*Structured figure records:*
^^^^^^^^
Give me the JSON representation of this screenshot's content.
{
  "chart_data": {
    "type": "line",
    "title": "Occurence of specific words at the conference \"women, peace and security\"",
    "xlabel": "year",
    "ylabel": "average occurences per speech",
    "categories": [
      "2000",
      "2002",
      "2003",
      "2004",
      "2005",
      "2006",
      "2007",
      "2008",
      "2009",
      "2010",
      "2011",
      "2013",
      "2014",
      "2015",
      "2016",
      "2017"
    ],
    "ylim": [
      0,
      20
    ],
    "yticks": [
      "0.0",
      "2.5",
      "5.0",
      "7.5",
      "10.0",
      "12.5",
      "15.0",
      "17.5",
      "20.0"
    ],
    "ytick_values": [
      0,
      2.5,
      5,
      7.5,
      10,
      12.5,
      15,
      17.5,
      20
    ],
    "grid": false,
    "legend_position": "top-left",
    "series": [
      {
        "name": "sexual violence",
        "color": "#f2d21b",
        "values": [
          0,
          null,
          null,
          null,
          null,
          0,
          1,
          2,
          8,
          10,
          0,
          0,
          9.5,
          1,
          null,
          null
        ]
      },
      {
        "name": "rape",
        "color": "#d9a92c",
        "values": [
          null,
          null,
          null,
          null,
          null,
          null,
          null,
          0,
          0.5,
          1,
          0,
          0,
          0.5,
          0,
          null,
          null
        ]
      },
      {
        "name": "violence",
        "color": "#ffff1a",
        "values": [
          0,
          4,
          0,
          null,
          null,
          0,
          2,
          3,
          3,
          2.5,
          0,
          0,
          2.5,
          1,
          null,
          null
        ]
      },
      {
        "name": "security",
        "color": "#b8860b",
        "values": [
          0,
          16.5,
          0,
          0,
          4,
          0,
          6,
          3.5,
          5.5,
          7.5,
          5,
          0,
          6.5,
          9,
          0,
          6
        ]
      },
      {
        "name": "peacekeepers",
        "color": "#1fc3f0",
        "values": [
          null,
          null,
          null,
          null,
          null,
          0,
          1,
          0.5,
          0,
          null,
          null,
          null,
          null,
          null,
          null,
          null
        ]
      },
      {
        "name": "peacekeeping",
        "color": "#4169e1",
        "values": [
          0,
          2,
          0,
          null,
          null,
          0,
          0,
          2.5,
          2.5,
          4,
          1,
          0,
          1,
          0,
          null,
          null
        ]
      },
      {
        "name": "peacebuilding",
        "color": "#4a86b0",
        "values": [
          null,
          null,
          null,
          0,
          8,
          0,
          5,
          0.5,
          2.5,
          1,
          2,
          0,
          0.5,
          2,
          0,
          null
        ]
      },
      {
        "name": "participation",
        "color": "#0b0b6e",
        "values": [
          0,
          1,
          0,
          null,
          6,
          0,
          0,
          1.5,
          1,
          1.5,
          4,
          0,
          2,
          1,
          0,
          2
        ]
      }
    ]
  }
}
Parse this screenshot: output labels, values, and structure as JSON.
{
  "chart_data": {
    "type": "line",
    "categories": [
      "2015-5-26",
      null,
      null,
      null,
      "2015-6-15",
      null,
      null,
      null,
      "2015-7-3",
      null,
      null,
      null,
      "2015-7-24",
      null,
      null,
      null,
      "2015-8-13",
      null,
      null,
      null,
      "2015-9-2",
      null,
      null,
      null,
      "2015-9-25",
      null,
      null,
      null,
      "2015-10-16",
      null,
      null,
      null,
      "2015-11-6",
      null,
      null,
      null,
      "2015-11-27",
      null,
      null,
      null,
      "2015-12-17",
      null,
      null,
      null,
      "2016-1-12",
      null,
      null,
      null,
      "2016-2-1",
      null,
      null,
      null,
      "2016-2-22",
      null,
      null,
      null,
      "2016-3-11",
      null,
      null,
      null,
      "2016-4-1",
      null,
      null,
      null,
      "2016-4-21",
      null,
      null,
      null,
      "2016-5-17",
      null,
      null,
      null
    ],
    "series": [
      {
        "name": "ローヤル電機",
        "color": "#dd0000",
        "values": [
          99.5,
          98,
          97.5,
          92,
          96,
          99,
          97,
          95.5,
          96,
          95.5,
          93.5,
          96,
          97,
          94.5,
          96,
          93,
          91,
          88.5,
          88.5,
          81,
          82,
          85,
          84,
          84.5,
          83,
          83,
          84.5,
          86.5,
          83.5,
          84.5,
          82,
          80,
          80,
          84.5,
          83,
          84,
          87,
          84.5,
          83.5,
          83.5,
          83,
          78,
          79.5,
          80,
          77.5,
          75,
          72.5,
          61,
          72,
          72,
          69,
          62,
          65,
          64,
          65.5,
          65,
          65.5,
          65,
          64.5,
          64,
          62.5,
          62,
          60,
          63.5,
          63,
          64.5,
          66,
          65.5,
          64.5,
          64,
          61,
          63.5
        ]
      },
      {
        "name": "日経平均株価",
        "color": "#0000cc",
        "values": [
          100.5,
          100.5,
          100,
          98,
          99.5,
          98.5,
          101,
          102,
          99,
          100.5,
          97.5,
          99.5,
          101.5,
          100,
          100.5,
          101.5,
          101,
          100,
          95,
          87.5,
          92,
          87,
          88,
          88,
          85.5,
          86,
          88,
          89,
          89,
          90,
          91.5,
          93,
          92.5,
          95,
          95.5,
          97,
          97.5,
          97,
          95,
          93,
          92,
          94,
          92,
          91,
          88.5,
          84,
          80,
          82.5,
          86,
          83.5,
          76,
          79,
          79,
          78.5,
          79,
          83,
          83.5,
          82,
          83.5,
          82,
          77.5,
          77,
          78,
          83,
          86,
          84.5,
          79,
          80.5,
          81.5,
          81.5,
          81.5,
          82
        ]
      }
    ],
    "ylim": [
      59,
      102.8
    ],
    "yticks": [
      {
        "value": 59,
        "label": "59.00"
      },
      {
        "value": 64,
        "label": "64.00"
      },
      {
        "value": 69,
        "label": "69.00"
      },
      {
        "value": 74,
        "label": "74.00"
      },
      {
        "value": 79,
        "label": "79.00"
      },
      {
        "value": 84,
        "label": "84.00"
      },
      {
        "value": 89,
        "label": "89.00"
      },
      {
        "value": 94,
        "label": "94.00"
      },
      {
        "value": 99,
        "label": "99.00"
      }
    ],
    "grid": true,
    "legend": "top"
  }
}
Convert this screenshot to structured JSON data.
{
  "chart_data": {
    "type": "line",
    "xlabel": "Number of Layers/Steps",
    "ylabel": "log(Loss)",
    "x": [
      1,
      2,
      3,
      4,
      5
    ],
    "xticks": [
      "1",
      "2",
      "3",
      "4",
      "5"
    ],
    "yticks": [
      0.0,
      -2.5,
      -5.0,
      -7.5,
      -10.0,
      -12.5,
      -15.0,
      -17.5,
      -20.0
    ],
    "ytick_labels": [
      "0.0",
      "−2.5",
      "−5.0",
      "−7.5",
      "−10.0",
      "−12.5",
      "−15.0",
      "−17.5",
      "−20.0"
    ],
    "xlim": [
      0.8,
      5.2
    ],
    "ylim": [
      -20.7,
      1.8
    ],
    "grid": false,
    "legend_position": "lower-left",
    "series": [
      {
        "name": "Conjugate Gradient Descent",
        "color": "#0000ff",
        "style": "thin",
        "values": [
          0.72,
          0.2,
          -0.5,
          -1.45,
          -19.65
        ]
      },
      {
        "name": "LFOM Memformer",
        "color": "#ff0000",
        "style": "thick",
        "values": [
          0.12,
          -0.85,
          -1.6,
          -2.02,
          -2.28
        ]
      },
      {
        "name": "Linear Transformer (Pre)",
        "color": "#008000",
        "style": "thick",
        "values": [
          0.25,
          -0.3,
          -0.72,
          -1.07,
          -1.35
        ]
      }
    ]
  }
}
^^^^^^^^
*Required work:*
Gather each line of the records holding the string "left".

*Response for this exercise:*
    "legend_position": "top-left",
    "legend_position": "lower-left",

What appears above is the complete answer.